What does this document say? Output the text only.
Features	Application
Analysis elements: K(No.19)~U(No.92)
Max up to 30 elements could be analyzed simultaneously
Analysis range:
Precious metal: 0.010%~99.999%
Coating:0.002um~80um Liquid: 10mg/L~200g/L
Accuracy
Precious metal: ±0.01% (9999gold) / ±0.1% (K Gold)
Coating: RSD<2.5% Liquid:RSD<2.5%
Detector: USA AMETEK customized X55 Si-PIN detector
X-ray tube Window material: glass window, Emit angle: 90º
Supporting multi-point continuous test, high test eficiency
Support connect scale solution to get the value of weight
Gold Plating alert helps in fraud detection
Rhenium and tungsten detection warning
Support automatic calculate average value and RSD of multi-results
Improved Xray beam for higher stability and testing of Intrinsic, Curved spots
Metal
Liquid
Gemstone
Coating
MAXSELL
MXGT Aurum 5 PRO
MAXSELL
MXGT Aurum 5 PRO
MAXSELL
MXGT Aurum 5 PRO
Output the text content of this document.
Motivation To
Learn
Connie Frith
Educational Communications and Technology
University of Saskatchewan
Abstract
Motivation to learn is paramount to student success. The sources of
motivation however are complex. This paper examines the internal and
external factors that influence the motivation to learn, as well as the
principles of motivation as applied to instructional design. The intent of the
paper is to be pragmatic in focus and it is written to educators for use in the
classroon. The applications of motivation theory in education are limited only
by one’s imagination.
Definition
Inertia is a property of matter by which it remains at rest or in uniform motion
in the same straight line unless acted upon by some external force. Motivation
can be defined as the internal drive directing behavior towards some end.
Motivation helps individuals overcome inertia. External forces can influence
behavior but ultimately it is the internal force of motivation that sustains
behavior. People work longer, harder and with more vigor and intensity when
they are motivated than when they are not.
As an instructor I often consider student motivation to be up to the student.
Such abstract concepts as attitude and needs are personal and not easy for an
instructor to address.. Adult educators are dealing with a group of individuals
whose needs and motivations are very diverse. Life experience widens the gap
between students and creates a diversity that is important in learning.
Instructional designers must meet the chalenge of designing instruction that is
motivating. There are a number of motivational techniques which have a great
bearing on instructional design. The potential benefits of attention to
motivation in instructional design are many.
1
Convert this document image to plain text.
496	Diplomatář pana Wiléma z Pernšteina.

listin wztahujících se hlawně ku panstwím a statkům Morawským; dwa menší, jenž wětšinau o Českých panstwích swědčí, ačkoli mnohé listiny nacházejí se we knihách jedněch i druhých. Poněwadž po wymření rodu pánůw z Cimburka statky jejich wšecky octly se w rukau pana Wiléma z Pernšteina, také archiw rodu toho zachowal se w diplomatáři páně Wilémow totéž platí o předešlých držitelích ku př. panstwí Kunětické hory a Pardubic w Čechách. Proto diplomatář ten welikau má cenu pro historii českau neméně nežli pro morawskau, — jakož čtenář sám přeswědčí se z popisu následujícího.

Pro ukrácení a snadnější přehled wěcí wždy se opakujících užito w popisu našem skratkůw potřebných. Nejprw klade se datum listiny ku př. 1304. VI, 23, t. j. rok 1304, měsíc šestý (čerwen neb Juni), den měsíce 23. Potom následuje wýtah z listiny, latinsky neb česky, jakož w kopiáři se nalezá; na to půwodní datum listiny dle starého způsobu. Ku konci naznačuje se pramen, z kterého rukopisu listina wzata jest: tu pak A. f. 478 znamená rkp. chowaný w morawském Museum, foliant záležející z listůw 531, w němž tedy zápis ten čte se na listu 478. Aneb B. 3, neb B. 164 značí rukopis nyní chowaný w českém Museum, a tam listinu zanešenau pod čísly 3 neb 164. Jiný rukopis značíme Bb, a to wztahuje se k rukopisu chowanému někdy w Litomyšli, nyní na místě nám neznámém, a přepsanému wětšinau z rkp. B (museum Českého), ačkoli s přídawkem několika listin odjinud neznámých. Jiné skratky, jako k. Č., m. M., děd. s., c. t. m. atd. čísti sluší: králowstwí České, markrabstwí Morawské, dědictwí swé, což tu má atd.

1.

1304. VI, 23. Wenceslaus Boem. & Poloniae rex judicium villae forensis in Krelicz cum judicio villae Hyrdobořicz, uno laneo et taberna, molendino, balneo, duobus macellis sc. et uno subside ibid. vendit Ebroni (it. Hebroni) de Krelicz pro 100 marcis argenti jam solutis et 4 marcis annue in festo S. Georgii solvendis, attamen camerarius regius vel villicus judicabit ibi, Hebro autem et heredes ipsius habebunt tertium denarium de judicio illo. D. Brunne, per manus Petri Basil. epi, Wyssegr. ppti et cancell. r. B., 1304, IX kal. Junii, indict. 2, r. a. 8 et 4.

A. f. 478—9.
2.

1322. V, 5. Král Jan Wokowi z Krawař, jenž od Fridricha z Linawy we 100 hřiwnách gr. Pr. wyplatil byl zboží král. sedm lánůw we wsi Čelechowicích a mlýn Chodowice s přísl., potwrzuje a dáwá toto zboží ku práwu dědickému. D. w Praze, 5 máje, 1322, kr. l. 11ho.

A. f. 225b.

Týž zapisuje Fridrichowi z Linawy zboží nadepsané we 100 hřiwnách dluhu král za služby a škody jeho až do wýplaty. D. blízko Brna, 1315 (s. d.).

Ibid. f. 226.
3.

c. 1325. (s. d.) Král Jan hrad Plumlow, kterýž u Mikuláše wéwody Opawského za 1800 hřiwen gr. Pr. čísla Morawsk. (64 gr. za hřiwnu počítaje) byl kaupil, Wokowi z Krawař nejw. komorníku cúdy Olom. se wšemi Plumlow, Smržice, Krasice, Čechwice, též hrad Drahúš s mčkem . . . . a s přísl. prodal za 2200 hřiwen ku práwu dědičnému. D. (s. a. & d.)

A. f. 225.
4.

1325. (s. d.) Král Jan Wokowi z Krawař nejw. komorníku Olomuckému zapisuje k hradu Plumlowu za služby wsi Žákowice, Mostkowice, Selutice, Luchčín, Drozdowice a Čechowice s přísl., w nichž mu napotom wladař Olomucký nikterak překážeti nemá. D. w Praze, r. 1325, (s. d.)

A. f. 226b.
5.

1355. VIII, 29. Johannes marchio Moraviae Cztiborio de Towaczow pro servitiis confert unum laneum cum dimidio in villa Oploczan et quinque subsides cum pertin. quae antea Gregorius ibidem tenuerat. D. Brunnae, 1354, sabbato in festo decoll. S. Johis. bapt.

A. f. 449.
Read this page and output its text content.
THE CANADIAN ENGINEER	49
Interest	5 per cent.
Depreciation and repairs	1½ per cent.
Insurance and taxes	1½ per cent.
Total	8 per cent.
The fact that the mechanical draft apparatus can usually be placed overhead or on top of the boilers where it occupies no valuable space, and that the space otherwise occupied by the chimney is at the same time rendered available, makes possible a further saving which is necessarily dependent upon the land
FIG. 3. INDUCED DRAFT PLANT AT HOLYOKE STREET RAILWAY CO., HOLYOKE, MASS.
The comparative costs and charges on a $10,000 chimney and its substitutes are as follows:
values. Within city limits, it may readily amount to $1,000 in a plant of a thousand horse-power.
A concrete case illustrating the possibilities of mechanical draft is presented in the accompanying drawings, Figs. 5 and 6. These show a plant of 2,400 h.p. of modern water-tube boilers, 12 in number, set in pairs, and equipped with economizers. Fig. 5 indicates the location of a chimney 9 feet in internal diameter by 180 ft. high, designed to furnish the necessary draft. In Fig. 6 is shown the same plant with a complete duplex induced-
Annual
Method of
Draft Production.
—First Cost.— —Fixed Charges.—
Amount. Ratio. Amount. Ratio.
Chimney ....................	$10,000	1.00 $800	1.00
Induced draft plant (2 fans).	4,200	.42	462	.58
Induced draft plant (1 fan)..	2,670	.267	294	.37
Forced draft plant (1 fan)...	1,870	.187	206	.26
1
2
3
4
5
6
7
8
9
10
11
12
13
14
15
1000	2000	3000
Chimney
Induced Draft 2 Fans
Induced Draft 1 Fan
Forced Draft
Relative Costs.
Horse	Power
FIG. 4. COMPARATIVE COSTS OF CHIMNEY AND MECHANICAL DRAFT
....
Given exercise = Show each line in the entries that holds the string "instructor".

Exercise answer =
As an instructor I often consider student motivation to be up to the student.
instructor to address.. Adult educators are dealing with a group of individuals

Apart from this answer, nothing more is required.